Data records:

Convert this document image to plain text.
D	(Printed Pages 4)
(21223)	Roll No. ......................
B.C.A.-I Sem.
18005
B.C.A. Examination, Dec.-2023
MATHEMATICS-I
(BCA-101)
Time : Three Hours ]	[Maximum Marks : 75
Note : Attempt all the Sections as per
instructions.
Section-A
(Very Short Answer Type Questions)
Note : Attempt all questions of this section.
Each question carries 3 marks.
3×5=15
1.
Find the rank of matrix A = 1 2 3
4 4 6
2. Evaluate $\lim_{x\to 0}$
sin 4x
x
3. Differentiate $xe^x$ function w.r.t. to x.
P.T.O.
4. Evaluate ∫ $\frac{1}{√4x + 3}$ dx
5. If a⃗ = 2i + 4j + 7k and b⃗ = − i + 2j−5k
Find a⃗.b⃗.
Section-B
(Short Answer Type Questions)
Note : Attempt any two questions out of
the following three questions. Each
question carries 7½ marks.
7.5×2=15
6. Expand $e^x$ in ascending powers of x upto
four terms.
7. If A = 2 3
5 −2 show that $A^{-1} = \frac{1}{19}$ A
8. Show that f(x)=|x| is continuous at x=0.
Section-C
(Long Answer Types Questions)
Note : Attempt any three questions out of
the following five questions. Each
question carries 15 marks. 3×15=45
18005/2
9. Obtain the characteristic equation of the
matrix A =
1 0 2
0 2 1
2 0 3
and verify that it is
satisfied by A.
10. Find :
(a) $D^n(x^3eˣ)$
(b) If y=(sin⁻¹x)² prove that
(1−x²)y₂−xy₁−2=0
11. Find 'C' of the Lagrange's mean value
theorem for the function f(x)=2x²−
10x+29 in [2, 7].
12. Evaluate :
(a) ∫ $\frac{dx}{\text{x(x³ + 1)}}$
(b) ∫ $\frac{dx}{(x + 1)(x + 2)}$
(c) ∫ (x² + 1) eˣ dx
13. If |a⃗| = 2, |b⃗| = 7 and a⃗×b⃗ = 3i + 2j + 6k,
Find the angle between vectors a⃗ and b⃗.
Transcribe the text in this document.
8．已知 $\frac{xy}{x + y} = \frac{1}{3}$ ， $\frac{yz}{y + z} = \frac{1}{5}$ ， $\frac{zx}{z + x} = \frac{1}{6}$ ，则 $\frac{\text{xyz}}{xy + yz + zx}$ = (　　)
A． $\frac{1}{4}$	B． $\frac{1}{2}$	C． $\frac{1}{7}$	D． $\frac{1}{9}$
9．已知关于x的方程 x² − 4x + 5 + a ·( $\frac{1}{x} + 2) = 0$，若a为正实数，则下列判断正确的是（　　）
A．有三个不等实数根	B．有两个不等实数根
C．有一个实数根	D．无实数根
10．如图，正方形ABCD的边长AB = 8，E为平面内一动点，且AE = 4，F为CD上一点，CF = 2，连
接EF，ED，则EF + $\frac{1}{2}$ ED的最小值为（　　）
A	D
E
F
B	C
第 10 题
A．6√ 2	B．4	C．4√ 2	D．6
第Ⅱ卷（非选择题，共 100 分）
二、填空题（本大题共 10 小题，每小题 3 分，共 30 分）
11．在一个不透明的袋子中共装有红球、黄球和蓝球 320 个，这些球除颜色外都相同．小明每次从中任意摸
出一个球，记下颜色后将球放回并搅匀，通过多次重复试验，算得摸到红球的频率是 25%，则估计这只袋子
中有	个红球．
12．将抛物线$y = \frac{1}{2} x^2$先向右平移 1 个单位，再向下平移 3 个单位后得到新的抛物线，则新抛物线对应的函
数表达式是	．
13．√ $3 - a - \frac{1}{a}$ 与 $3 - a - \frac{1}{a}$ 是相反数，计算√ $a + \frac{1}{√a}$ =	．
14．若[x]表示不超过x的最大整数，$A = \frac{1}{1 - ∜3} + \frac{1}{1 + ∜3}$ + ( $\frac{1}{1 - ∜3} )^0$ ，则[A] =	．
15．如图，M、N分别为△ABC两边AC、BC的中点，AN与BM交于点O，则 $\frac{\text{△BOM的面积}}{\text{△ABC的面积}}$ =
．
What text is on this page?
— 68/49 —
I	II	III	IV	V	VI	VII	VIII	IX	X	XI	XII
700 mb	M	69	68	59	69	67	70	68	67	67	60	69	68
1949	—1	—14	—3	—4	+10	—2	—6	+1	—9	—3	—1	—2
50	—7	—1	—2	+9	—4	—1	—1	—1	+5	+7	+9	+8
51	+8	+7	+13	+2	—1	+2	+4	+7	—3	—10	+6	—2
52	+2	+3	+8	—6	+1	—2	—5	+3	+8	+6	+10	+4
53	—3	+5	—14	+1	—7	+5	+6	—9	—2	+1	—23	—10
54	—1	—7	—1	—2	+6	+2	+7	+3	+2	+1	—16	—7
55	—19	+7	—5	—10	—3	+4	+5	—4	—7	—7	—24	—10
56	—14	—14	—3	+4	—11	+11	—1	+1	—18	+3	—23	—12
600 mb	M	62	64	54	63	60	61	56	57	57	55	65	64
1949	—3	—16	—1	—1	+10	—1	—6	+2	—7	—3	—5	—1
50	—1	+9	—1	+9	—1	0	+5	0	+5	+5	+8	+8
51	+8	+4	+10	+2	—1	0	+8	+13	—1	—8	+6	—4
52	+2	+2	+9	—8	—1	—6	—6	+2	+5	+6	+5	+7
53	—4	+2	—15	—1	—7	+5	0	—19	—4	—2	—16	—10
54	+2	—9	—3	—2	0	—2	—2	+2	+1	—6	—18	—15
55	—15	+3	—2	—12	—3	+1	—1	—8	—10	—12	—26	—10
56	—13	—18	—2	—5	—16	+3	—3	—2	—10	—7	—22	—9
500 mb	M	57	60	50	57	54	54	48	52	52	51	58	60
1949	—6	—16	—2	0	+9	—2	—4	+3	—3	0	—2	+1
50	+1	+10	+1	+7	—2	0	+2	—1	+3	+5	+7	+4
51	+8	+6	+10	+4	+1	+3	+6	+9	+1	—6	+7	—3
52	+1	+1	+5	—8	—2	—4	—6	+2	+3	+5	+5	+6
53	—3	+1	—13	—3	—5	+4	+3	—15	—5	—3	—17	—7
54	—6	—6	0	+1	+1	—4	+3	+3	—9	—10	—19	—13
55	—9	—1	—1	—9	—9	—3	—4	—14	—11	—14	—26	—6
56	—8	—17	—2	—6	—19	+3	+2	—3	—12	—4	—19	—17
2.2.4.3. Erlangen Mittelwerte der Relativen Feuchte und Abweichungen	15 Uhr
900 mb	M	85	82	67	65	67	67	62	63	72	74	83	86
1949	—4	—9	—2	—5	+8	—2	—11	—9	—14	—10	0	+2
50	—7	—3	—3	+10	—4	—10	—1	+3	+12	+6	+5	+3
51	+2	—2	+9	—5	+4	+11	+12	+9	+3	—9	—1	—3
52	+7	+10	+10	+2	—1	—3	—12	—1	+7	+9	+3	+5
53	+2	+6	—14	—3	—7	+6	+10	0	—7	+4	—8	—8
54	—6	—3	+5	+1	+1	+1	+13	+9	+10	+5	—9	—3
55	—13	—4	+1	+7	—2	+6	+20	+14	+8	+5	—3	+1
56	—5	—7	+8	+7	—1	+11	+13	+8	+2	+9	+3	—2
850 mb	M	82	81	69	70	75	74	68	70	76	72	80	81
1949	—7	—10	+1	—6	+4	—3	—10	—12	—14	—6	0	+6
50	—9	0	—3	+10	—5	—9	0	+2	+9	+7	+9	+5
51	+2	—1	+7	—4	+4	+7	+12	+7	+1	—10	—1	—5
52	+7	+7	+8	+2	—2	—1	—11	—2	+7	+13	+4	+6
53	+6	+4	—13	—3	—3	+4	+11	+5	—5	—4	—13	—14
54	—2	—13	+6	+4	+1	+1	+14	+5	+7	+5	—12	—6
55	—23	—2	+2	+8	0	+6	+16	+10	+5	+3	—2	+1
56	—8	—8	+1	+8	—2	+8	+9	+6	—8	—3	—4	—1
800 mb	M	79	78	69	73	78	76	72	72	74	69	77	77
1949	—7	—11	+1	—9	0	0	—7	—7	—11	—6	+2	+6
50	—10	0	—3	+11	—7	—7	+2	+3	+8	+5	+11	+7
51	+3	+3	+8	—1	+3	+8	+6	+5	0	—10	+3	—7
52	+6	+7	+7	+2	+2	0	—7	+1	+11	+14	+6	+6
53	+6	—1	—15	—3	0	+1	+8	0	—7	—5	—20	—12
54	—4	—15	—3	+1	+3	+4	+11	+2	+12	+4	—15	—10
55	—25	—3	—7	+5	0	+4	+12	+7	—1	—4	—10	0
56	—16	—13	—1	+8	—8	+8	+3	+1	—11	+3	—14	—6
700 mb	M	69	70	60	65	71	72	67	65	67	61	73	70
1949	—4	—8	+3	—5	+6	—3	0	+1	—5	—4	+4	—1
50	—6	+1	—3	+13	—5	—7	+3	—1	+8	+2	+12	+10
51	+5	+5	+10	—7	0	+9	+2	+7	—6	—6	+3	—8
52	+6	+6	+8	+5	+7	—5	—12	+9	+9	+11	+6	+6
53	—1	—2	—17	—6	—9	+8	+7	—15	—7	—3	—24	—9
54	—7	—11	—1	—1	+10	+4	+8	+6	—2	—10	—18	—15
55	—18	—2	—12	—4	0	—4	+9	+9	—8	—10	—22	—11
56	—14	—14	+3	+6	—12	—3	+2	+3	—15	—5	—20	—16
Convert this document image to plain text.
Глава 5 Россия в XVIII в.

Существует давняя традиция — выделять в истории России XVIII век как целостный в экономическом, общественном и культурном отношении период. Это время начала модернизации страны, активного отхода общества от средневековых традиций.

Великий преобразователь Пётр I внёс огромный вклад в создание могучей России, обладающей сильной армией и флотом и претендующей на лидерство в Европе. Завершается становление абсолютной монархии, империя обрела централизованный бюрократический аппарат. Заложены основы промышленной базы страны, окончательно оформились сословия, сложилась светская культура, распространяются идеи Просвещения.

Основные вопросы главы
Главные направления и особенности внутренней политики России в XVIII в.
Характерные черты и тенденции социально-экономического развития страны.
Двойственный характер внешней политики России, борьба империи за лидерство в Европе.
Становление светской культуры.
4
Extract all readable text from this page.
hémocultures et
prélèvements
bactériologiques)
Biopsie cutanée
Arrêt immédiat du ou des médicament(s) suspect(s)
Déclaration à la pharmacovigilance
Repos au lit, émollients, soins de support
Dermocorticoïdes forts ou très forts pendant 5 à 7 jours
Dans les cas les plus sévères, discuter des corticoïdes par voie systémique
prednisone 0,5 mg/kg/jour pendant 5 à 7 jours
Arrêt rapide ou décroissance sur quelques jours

__Stated goal__. State how many lines of the entries above include the word "this", offering no text other than the number.

__Worked answer__. 6